What to produce
Pull out every line containing the string "name".

Material provided

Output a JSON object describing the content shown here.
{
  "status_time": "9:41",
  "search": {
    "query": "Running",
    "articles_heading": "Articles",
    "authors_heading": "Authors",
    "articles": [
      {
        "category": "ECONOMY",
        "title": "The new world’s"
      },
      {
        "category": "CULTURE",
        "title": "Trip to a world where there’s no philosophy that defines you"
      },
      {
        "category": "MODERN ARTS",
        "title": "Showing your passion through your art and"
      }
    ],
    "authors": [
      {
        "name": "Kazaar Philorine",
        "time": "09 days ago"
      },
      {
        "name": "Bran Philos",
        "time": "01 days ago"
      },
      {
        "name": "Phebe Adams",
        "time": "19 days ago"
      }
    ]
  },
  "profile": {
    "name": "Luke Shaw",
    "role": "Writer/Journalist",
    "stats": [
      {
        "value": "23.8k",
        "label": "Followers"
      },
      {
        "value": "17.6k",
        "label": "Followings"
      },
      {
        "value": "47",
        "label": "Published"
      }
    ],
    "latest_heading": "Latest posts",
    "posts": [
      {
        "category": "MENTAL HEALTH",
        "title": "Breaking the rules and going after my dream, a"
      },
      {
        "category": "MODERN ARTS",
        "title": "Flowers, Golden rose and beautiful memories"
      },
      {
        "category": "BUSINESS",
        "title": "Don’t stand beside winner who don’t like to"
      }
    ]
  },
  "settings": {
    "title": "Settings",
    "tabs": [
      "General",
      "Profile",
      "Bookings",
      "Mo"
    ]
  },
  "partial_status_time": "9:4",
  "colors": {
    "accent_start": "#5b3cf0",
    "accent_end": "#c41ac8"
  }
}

==

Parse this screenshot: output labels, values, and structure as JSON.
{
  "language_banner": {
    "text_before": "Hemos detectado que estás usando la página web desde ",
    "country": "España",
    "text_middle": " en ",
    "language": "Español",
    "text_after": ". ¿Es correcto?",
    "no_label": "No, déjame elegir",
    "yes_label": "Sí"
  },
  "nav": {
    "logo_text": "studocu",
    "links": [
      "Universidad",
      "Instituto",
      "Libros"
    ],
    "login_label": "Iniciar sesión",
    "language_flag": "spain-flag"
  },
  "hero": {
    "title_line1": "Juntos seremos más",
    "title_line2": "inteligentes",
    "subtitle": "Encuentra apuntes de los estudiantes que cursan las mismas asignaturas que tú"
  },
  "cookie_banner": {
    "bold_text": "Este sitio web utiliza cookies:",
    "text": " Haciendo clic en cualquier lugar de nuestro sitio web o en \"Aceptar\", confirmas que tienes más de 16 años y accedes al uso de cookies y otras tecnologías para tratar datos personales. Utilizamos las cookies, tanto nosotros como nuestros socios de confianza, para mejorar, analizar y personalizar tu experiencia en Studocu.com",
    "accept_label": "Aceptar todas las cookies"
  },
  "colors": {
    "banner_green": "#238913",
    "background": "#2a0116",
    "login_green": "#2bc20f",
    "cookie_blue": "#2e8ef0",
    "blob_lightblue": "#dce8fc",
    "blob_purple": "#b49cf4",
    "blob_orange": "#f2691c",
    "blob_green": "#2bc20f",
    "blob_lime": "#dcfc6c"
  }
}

The output
        "name": "Kazaar Philorine",
        "name": "Bran Philos",
        "name": "Phebe Adams",
    "name": "Luke Shaw",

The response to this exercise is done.